What this task involves: Word for word, restate the entries that follow.

---------- Record excerpts ----------

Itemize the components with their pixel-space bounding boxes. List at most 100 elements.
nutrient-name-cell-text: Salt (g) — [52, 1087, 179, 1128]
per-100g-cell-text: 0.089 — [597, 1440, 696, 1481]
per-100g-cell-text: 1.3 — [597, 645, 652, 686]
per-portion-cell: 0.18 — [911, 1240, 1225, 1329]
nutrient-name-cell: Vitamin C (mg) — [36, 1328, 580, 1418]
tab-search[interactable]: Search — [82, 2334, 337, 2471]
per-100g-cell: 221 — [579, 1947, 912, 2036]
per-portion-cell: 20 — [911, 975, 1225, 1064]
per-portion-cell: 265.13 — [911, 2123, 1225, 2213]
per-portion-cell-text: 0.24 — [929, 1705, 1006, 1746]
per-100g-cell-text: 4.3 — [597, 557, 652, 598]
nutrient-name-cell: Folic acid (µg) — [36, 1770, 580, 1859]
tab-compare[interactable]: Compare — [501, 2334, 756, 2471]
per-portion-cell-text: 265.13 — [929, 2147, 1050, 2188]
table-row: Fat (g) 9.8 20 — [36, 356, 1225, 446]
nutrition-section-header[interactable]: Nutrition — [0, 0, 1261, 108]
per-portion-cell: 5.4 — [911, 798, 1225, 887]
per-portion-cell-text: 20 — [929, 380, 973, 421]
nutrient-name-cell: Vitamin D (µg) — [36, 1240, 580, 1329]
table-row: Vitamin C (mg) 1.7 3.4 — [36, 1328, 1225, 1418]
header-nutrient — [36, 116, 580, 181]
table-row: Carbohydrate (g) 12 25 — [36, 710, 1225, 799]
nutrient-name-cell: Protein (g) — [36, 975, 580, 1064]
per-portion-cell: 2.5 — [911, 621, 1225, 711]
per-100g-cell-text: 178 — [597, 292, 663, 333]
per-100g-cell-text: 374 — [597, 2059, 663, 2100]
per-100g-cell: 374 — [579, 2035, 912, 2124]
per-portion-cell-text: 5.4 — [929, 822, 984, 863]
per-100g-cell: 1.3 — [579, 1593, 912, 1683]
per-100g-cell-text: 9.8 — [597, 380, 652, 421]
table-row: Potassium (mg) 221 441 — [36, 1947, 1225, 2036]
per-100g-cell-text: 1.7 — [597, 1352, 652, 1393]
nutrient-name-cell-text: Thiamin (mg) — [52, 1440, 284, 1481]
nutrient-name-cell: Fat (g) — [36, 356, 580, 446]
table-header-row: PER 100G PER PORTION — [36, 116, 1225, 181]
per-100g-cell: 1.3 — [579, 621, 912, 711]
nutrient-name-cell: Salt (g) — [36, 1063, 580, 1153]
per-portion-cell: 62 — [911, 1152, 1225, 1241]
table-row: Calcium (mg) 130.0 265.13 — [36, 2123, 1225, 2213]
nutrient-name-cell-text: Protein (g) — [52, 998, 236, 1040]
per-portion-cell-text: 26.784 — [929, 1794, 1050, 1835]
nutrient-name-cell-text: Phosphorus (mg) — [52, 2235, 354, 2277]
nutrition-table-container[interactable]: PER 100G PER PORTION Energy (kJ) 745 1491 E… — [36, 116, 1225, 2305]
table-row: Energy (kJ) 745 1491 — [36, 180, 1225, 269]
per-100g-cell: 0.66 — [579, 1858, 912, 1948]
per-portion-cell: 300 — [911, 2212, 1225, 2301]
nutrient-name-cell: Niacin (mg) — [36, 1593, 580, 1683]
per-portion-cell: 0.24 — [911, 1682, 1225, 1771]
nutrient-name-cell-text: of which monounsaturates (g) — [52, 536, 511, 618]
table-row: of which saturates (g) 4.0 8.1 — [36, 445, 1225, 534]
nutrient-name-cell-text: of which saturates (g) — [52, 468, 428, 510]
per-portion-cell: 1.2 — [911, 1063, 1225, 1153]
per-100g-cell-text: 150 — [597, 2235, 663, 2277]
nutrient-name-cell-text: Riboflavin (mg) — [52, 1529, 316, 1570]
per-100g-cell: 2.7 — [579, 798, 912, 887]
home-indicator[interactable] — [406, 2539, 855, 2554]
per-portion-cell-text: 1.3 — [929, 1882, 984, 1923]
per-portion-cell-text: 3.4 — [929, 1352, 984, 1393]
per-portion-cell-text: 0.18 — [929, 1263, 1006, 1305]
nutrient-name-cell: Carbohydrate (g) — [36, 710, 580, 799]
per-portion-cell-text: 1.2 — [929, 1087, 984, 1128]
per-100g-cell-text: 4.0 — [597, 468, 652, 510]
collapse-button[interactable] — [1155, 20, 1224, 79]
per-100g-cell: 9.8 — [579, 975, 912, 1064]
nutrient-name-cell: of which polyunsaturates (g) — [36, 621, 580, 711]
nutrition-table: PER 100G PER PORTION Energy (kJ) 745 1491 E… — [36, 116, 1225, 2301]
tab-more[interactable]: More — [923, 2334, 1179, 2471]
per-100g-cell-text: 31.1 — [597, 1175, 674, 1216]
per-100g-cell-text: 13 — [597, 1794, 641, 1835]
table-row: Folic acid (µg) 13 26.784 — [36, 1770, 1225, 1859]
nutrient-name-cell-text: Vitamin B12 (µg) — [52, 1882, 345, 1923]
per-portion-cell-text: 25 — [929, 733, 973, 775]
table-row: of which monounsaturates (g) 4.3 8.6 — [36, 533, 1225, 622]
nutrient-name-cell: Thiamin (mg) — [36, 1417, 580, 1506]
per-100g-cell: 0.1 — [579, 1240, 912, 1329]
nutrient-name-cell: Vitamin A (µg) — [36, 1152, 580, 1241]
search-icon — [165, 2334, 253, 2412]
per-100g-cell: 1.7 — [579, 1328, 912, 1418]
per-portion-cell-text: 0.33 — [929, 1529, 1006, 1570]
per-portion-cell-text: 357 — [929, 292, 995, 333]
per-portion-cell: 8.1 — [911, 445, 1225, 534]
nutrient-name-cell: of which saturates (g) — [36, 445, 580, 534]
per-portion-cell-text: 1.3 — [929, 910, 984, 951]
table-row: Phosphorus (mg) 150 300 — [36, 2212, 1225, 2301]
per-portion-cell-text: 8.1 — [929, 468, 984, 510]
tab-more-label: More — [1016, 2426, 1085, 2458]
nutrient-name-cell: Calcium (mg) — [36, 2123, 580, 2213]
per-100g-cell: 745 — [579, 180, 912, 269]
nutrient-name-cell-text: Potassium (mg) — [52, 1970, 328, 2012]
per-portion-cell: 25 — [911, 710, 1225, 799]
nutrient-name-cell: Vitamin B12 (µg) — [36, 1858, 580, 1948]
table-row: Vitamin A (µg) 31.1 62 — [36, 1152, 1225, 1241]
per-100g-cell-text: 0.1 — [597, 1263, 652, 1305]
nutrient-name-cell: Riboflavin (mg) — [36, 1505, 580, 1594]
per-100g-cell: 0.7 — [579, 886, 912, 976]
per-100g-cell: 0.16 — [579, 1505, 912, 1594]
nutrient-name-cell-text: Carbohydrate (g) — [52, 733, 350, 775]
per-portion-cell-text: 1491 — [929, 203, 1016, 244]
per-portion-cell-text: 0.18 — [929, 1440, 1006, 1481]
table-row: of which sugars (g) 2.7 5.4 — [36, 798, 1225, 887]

----------

Result below:
Itemize the components with their pixel-space bounding boxes. List at most 100 elements.
nutrient-name-cell-text: Salt (g) — [52, 1087, 179, 1128]
per-100g-cell-text: 0.089 — [597, 1440, 696, 1481]
per-100g-cell-text: 1.3 — [597, 645, 652, 686]
per-portion-cell: 0.18 — [911, 1240, 1225, 1329]
nutrient-name-cell: Vitamin C (mg) — [36, 1328, 580, 1418]
tab-search[interactable]: Search — [82, 2334, 337, 2471]
per-100g-cell: 221 — [579, 1947, 912, 2036]
per-portion-cell: 20 — [911, 975, 1225, 1064]
per-portion-cell: 265.13 — [911, 2123, 1225, 2213]
per-portion-cell-text: 0.24 — [929, 1705, 1006, 1746]
per-100g-cell-text: 4.3 — [597, 557, 652, 598]
nutrient-name-cell: Folic acid (µg) — [36, 1770, 580, 1859]
tab-compare[interactable]: Compare — [501, 2334, 756, 2471]
per-portion-cell-text: 265.13 — [929, 2147, 1050, 2188]
table-row: Fat (g) 9.8 20 — [36, 356, 1225, 446]
nutrition-section-header[interactable]: Nutrition — [0, 0, 1261, 108]
per-portion-cell: 5.4 — [911, 798, 1225, 887]
per-portion-cell-text: 20 — [929, 380, 973, 421]
nutrient-name-cell: Vitamin D (µg) — [36, 1240, 580, 1329]
table-row: Vitamin C (mg) 1.7 3.4 — [36, 1328, 1225, 1418]
header-nutrient — [36, 116, 580, 181]
table-row: Carbohydrate (g) 12 25 — [36, 710, 1225, 799]
nutrient-name-cell: Protein (g) — [36, 975, 580, 1064]
per-portion-cell: 2.5 — [911, 621, 1225, 711]
per-100g-cell-text: 178 — [597, 292, 663, 333]
per-100g-cell-text: 374 — [597, 2059, 663, 2100]
per-100g-cell: 374 — [579, 2035, 912, 2124]
per-portion-cell-text: 5.4 — [929, 822, 984, 863]
per-100g-cell: 1.3 — [579, 1593, 912, 1683]
per-100g-cell-text: 9.8 — [597, 380, 652, 421]
table-row: Potassium (mg) 221 441 — [36, 1947, 1225, 2036]
per-100g-cell-text: 1.7 — [597, 1352, 652, 1393]
nutrient-name-cell-text: Thiamin (mg) — [52, 1440, 284, 1481]
nutrient-name-cell: Fat (g) — [36, 356, 580, 446]
table-header-row: PER 100G PER PORTION — [36, 116, 1225, 181]
per-100g-cell: 1.3 — [579, 621, 912, 711]
nutrient-name-cell: Salt (g) — [36, 1063, 580, 1153]
per-portion-cell: 62 — [911, 1152, 1225, 1241]
table-row: Calcium (mg) 130.0 265.13 — [36, 2123, 1225, 2213]
nutrient-name-cell-text: Protein (g) — [52, 998, 236, 1040]
per-portion-cell-text: 26.784 — [929, 1794, 1050, 1835]
nutrient-name-cell-text: Phosphorus (mg) — [52, 2235, 354, 2277]
nutrition-table-container[interactable]: PER 100G PER PORTION Energy (kJ) 745 1491 E… — [36, 116, 1225, 2305]
table-row: Energy (kJ) 745 1491 — [36, 180, 1225, 269]
per-100g-cell: 0.66 — [579, 1858, 912, 1948]
per-portion-cell: 300 — [911, 2212, 1225, 2301]
nutrient-name-cell: Niacin (mg) — [36, 1593, 580, 1683]
per-portion-cell: 0.24 — [911, 1682, 1225, 1771]
nutrient-name-cell-text: of which monounsaturates (g) — [52, 536, 511, 618]
table-row: of which saturates (g) 4.0 8.1 — [36, 445, 1225, 534]
nutrient-name-cell-text: of which saturates (g) — [52, 468, 428, 510]
per-portion-cell: 1.2 — [911, 1063, 1225, 1153]
per-100g-cell-text: 150 — [597, 2235, 663, 2277]
nutrient-name-cell-text: Riboflavin (mg) — [52, 1529, 316, 1570]
per-100g-cell: 2.7 — [579, 798, 912, 887]
home-indicator[interactable] — [406, 2539, 855, 2554]
per-portion-cell-text: 1.3 — [929, 1882, 984, 1923]
per-portion-cell-text: 3.4 — [929, 1352, 984, 1393]
per-portion-cell-text: 0.18 — [929, 1263, 1006, 1305]
nutrient-name-cell: Carbohydrate (g) — [36, 710, 580, 799]
per-portion-cell-text: 1.2 — [929, 1087, 984, 1128]
per-100g-cell-text: 4.0 — [597, 468, 652, 510]
collapse-button[interactable] — [1155, 20, 1224, 79]
per-100g-cell: 9.8 — [579, 975, 912, 1064]
nutrient-name-cell: of which polyunsaturates (g) — [36, 621, 580, 711]
nutrition-table: PER 100G PER PORTION Energy (kJ) 745 1491 E… — [36, 116, 1225, 2301]
tab-more[interactable]: More — [923, 2334, 1179, 2471]
per-100g-cell-text: 31.1 — [597, 1175, 674, 1216]
per-100g-cell-text: 13 — [597, 1794, 641, 1835]
table-row: Folic acid (µg) 13 26.784 — [36, 1770, 1225, 1859]
nutrient-name-cell-text: Vitamin B12 (µg) — [52, 1882, 345, 1923]
per-portion-cell-text: 25 — [929, 733, 973, 775]
table-row: of which monounsaturates (g) 4.3 8.6 — [36, 533, 1225, 622]
nutrient-name-cell: Thiamin (mg) — [36, 1417, 580, 1506]
per-100g-cell: 0.1 — [579, 1240, 912, 1329]
nutrient-name-cell: Vitamin A (µg) — [36, 1152, 580, 1241]
search-icon — [165, 2334, 253, 2412]
per-100g-cell: 1.7 — [579, 1328, 912, 1418]
per-portion-cell-text: 0.33 — [929, 1529, 1006, 1570]
per-portion-cell-text: 357 — [929, 292, 995, 333]
per-portion-cell: 8.1 — [911, 445, 1225, 534]
nutrient-name-cell: of which saturates (g) — [36, 445, 580, 534]
per-portion-cell-text: 1.3 — [929, 910, 984, 951]
table-row: Phosphorus (mg) 150 300 — [36, 2212, 1225, 2301]
per-portion-cell-text: 8.1 — [929, 468, 984, 510]
tab-more-label: More — [1016, 2426, 1085, 2458]
nutrient-name-cell: Calcium (mg) — [36, 2123, 580, 2213]
per-100g-cell: 745 — [579, 180, 912, 269]
nutrient-name-cell-text: Potassium (mg) — [52, 1970, 328, 2012]
per-portion-cell: 25 — [911, 710, 1225, 799]
nutrient-name-cell: Vitamin B12 (µg) — [36, 1858, 580, 1948]
table-row: Vitamin A (µg) 31.1 62 — [36, 1152, 1225, 1241]
per-100g-cell-text: 0.1 — [597, 1263, 652, 1305]
nutrient-name-cell: Riboflavin (mg) — [36, 1505, 580, 1594]
per-100g-cell: 0.7 — [579, 886, 912, 976]
per-100g-cell: 0.16 — [579, 1505, 912, 1594]
nutrient-name-cell-text: Carbohydrate (g) — [52, 733, 350, 775]
per-portion-cell-text: 1491 — [929, 203, 1016, 244]
per-portion-cell-text: 0.18 — [929, 1440, 1006, 1481]
table-row: of which sugars (g) 2.7 5.4 — [36, 798, 1225, 887]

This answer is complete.